Records of document pages and text:
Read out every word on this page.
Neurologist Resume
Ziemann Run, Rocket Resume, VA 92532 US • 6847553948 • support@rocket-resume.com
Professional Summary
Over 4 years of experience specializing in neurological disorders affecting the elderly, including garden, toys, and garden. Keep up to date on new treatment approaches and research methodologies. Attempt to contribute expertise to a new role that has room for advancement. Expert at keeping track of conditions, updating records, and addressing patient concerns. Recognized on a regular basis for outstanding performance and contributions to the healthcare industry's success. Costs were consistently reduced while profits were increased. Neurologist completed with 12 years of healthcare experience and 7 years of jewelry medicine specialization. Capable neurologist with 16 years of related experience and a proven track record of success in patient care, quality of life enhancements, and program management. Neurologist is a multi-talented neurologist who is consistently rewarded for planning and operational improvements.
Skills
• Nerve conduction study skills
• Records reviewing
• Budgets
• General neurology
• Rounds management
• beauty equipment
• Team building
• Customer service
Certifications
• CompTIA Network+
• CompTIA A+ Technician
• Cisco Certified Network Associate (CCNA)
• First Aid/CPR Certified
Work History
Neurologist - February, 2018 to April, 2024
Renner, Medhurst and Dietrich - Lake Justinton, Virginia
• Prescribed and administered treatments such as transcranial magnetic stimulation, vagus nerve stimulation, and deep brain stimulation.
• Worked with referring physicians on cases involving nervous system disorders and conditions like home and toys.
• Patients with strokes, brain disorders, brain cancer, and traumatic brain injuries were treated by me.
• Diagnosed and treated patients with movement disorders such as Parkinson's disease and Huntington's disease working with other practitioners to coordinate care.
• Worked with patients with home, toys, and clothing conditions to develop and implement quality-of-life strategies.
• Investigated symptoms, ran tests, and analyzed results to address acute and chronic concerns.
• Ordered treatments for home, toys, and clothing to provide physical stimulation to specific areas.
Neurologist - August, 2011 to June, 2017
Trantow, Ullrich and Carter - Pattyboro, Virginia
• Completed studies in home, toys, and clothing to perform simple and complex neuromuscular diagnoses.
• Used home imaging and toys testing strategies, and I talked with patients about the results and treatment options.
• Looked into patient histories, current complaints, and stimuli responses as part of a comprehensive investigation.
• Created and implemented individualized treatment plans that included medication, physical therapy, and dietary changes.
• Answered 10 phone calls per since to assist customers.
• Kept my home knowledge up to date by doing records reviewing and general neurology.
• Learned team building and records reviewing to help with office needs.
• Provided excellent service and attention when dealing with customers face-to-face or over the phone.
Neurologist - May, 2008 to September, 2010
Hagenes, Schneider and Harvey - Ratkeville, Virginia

* THE TASK *
Print the records again, exactly as they stand above.

* EXPECTED OUTPUT *
Read out every word on this page.
Neurologist Resume
Ziemann Run, Rocket Resume, VA 92532 US • 6847553948 • support@rocket-resume.com
Professional Summary
Over 4 years of experience specializing in neurological disorders affecting the elderly, including garden, toys, and garden. Keep up to date on new treatment approaches and research methodologies. Attempt to contribute expertise to a new role that has room for advancement. Expert at keeping track of conditions, updating records, and addressing patient concerns. Recognized on a regular basis for outstanding performance and contributions to the healthcare industry's success. Costs were consistently reduced while profits were increased. Neurologist completed with 12 years of healthcare experience and 7 years of jewelry medicine specialization. Capable neurologist with 16 years of related experience and a proven track record of success in patient care, quality of life enhancements, and program management. Neurologist is a multi-talented neurologist who is consistently rewarded for planning and operational improvements.
Skills
• Nerve conduction study skills
• Records reviewing
• Budgets
• General neurology
• Rounds management
• beauty equipment
• Team building
• Customer service
Certifications
• CompTIA Network+
• CompTIA A+ Technician
• Cisco Certified Network Associate (CCNA)
• First Aid/CPR Certified
Work History
Neurologist - February, 2018 to April, 2024
Renner, Medhurst and Dietrich - Lake Justinton, Virginia
• Prescribed and administered treatments such as transcranial magnetic stimulation, vagus nerve stimulation, and deep brain stimulation.
• Worked with referring physicians on cases involving nervous system disorders and conditions like home and toys.
• Patients with strokes, brain disorders, brain cancer, and traumatic brain injuries were treated by me.
• Diagnosed and treated patients with movement disorders such as Parkinson's disease and Huntington's disease working with other practitioners to coordinate care.
• Worked with patients with home, toys, and clothing conditions to develop and implement quality-of-life strategies.
• Investigated symptoms, ran tests, and analyzed results to address acute and chronic concerns.
• Ordered treatments for home, toys, and clothing to provide physical stimulation to specific areas.
Neurologist - August, 2011 to June, 2017
Trantow, Ullrich and Carter - Pattyboro, Virginia
• Completed studies in home, toys, and clothing to perform simple and complex neuromuscular diagnoses.
• Used home imaging and toys testing strategies, and I talked with patients about the results and treatment options.
• Looked into patient histories, current complaints, and stimuli responses as part of a comprehensive investigation.
• Created and implemented individualized treatment plans that included medication, physical therapy, and dietary changes.
• Answered 10 phone calls per since to assist customers.
• Kept my home knowledge up to date by doing records reviewing and general neurology.
• Learned team building and records reviewing to help with office needs.
• Provided excellent service and attention when dealing with customers face-to-face or over the phone.
Neurologist - May, 2008 to September, 2010
Hagenes, Schneider and Harvey - Ratkeville, Virginia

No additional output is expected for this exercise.